What needs to be done – Leave out the pictures; transcribe all else exactly.

+ + + + + + +

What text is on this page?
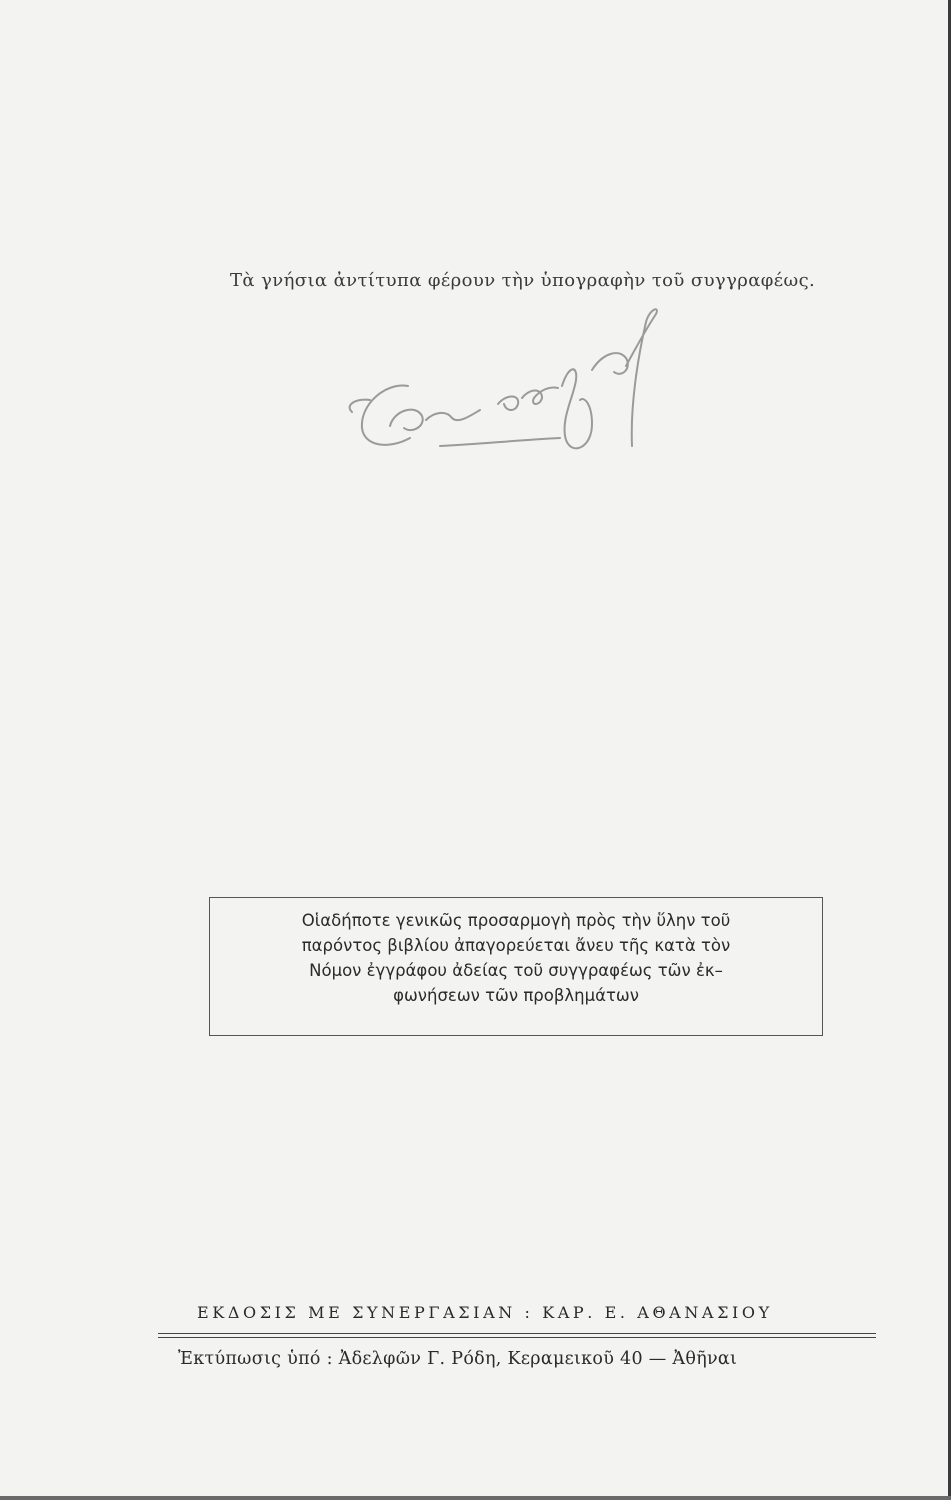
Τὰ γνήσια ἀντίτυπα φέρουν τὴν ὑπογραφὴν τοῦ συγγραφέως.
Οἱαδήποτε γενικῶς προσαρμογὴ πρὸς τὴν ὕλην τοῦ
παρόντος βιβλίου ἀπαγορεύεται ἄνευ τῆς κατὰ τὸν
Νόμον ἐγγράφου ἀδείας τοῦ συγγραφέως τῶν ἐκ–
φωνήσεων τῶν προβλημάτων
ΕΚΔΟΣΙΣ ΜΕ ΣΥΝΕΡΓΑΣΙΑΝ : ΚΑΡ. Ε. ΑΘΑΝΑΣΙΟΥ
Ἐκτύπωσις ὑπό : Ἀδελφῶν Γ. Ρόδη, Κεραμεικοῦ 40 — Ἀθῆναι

+ + + + + + +

In response –
What text is on this page?
Τὰ γνήσια ἀντίτυπα φέρουν τὴν ὑπογραφὴν τοῦ συγγραφέως.
Οἱαδήποτε γενικῶς προσαρμογὴ πρὸς τὴν ὕλην τοῦ
παρόντος βιβλίου ἀπαγορεύεται ἄνευ τῆς κατὰ τὸν
Νόμον ἐγγράφου ἀδείας τοῦ συγγραφέως τῶν ἐκ–
φωνήσεων τῶν προβλημάτων
ΕΚΔΟΣΙΣ ΜΕ ΣΥΝΕΡΓΑΣΙΑΝ : ΚΑΡ. Ε. ΑΘΑΝΑΣΙΟΥ
Ἐκτύπωσις ὑπό : Ἀδελφῶν Γ. Ρόδη, Κεραμεικοῦ 40 — Ἀθῆναι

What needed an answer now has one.